▼
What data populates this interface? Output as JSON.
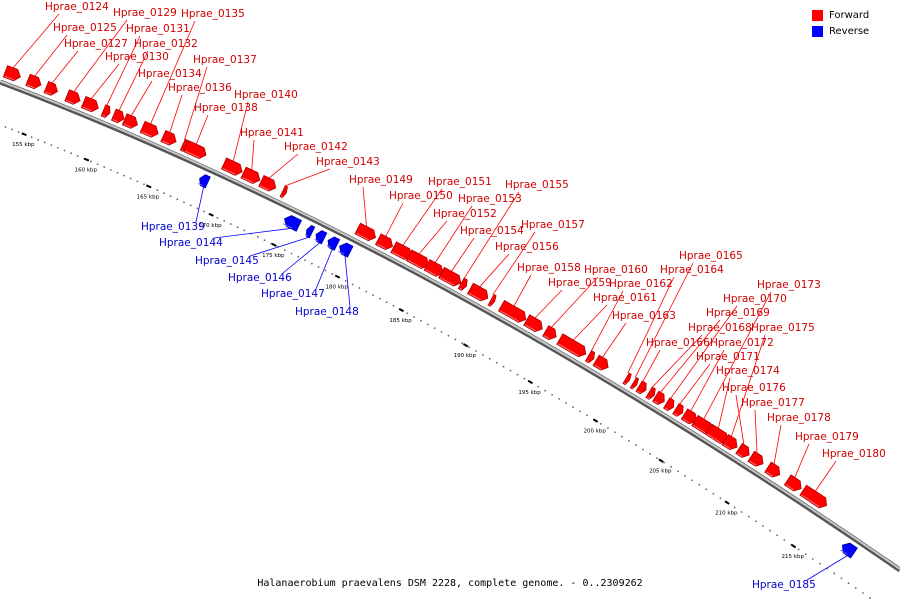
{
  "legend": {
    "items": [
      {
        "label": "Forward",
        "color": "#ff0000"
      },
      {
        "label": "Reverse",
        "color": "#0000ff"
      }
    ]
  },
  "caption": "Halanaerobium praevalens DSM 2228, complete genome. - 0..2309262",
  "ticks": [
    "155 kbp",
    "160 kbp",
    "165 kbp",
    "170 kbp",
    "175 kbp",
    "180 kbp",
    "185 kbp",
    "190 kbp",
    "195 kbp",
    "200 kbp",
    "205 kbp",
    "210 kbp",
    "215 kbp"
  ],
  "genes": [
    {
      "id": "Hprae_0124",
      "strand": "forward"
    },
    {
      "id": "Hprae_0125",
      "strand": "forward"
    },
    {
      "id": "Hprae_0127",
      "strand": "forward"
    },
    {
      "id": "Hprae_0129",
      "strand": "forward"
    },
    {
      "id": "Hprae_0130",
      "strand": "forward"
    },
    {
      "id": "Hprae_0131",
      "strand": "forward"
    },
    {
      "id": "Hprae_0132",
      "strand": "forward"
    },
    {
      "id": "Hprae_0134",
      "strand": "forward"
    },
    {
      "id": "Hprae_0135",
      "strand": "forward"
    },
    {
      "id": "Hprae_0136",
      "strand": "forward"
    },
    {
      "id": "Hprae_0137",
      "strand": "forward"
    },
    {
      "id": "Hprae_0138",
      "strand": "forward"
    },
    {
      "id": "Hprae_0139",
      "strand": "reverse"
    },
    {
      "id": "Hprae_0140",
      "strand": "forward"
    },
    {
      "id": "Hprae_0141",
      "strand": "forward"
    },
    {
      "id": "Hprae_0142",
      "strand": "forward"
    },
    {
      "id": "Hprae_0143",
      "strand": "forward"
    },
    {
      "id": "Hprae_0144",
      "strand": "reverse"
    },
    {
      "id": "Hprae_0145",
      "strand": "reverse"
    },
    {
      "id": "Hprae_0146",
      "strand": "reverse"
    },
    {
      "id": "Hprae_0147",
      "strand": "reverse"
    },
    {
      "id": "Hprae_0148",
      "strand": "reverse"
    },
    {
      "id": "Hprae_0149",
      "strand": "forward"
    },
    {
      "id": "Hprae_0150",
      "strand": "forward"
    },
    {
      "id": "Hprae_0151",
      "strand": "forward"
    },
    {
      "id": "Hprae_0152",
      "strand": "forward"
    },
    {
      "id": "Hprae_0153",
      "strand": "forward"
    },
    {
      "id": "Hprae_0154",
      "strand": "forward"
    },
    {
      "id": "Hprae_0155",
      "strand": "forward"
    },
    {
      "id": "Hprae_0156",
      "strand": "forward"
    },
    {
      "id": "Hprae_0157",
      "strand": "forward"
    },
    {
      "id": "Hprae_0158",
      "strand": "forward"
    },
    {
      "id": "Hprae_0159",
      "strand": "forward"
    },
    {
      "id": "Hprae_0160",
      "strand": "forward"
    },
    {
      "id": "Hprae_0161",
      "strand": "forward"
    },
    {
      "id": "Hprae_0162",
      "strand": "forward"
    },
    {
      "id": "Hprae_0163",
      "strand": "forward"
    },
    {
      "id": "Hprae_0164",
      "strand": "forward"
    },
    {
      "id": "Hprae_0165",
      "strand": "forward"
    },
    {
      "id": "Hprae_0166",
      "strand": "forward"
    },
    {
      "id": "Hprae_0168",
      "strand": "forward"
    },
    {
      "id": "Hprae_0169",
      "strand": "forward"
    },
    {
      "id": "Hprae_0170",
      "strand": "forward"
    },
    {
      "id": "Hprae_0171",
      "strand": "forward"
    },
    {
      "id": "Hprae_0172",
      "strand": "forward"
    },
    {
      "id": "Hprae_0173",
      "strand": "forward"
    },
    {
      "id": "Hprae_0174",
      "strand": "forward"
    },
    {
      "id": "Hprae_0175",
      "strand": "forward"
    },
    {
      "id": "Hprae_0176",
      "strand": "forward"
    },
    {
      "id": "Hprae_0177",
      "strand": "forward"
    },
    {
      "id": "Hprae_0178",
      "strand": "forward"
    },
    {
      "id": "Hprae_0179",
      "strand": "forward"
    },
    {
      "id": "Hprae_0180",
      "strand": "forward"
    },
    {
      "id": "Hprae_0185",
      "strand": "reverse"
    }
  ]
}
▲
§ Required action:
Only the text of the records is to be reproduced exactly; skip the pictures.

§ Output of the exercise:
What data populates this interface? Output as JSON.
{
  "legend": {
    "items": [
      {
        "label": "Forward",
        "color": "#ff0000"
      },
      {
        "label": "Reverse",
        "color": "#0000ff"
      }
    ]
  },
  "caption": "Halanaerobium praevalens DSM 2228, complete genome. - 0..2309262",
  "ticks": [
    "155 kbp",
    "160 kbp",
    "165 kbp",
    "170 kbp",
    "175 kbp",
    "180 kbp",
    "185 kbp",
    "190 kbp",
    "195 kbp",
    "200 kbp",
    "205 kbp",
    "210 kbp",
    "215 kbp"
  ],
  "genes": [
    {
      "id": "Hprae_0124",
      "strand": "forward"
    },
    {
      "id": "Hprae_0125",
      "strand": "forward"
    },
    {
      "id": "Hprae_0127",
      "strand": "forward"
    },
    {
      "id": "Hprae_0129",
      "strand": "forward"
    },
    {
      "id": "Hprae_0130",
      "strand": "forward"
    },
    {
      "id": "Hprae_0131",
      "strand": "forward"
    },
    {
      "id": "Hprae_0132",
      "strand": "forward"
    },
    {
      "id": "Hprae_0134",
      "strand": "forward"
    },
    {
      "id": "Hprae_0135",
      "strand": "forward"
    },
    {
      "id": "Hprae_0136",
      "strand": "forward"
    },
    {
      "id": "Hprae_0137",
      "strand": "forward"
    },
    {
      "id": "Hprae_0138",
      "strand": "forward"
    },
    {
      "id": "Hprae_0139",
      "strand": "reverse"
    },
    {
      "id": "Hprae_0140",
      "strand": "forward"
    },
    {
      "id": "Hprae_0141",
      "strand": "forward"
    },
    {
      "id": "Hprae_0142",
      "strand": "forward"
    },
    {
      "id": "Hprae_0143",
      "strand": "forward"
    },
    {
      "id": "Hprae_0144",
      "strand": "reverse"
    },
    {
      "id": "Hprae_0145",
      "strand": "reverse"
    },
    {
      "id": "Hprae_0146",
      "strand": "reverse"
    },
    {
      "id": "Hprae_0147",
      "strand": "reverse"
    },
    {
      "id": "Hprae_0148",
      "strand": "reverse"
    },
    {
      "id": "Hprae_0149",
      "strand": "forward"
    },
    {
      "id": "Hprae_0150",
      "strand": "forward"
    },
    {
      "id": "Hprae_0151",
      "strand": "forward"
    },
    {
      "id": "Hprae_0152",
      "strand": "forward"
    },
    {
      "id": "Hprae_0153",
      "strand": "forward"
    },
    {
      "id": "Hprae_0154",
      "strand": "forward"
    },
    {
      "id": "Hprae_0155",
      "strand": "forward"
    },
    {
      "id": "Hprae_0156",
      "strand": "forward"
    },
    {
      "id": "Hprae_0157",
      "strand": "forward"
    },
    {
      "id": "Hprae_0158",
      "strand": "forward"
    },
    {
      "id": "Hprae_0159",
      "strand": "forward"
    },
    {
      "id": "Hprae_0160",
      "strand": "forward"
    },
    {
      "id": "Hprae_0161",
      "strand": "forward"
    },
    {
      "id": "Hprae_0162",
      "strand": "forward"
    },
    {
      "id": "Hprae_0163",
      "strand": "forward"
    },
    {
      "id": "Hprae_0164",
      "strand": "forward"
    },
    {
      "id": "Hprae_0165",
      "strand": "forward"
    },
    {
      "id": "Hprae_0166",
      "strand": "forward"
    },
    {
      "id": "Hprae_0168",
      "strand": "forward"
    },
    {
      "id": "Hprae_0169",
      "strand": "forward"
    },
    {
      "id": "Hprae_0170",
      "strand": "forward"
    },
    {
      "id": "Hprae_0171",
      "strand": "forward"
    },
    {
      "id": "Hprae_0172",
      "strand": "forward"
    },
    {
      "id": "Hprae_0173",
      "strand": "forward"
    },
    {
      "id": "Hprae_0174",
      "strand": "forward"
    },
    {
      "id": "Hprae_0175",
      "strand": "forward"
    },
    {
      "id": "Hprae_0176",
      "strand": "forward"
    },
    {
      "id": "Hprae_0177",
      "strand": "forward"
    },
    {
      "id": "Hprae_0178",
      "strand": "forward"
    },
    {
      "id": "Hprae_0179",
      "strand": "forward"
    },
    {
      "id": "Hprae_0180",
      "strand": "forward"
    },
    {
      "id": "Hprae_0185",
      "strand": "reverse"
    }
  ]
}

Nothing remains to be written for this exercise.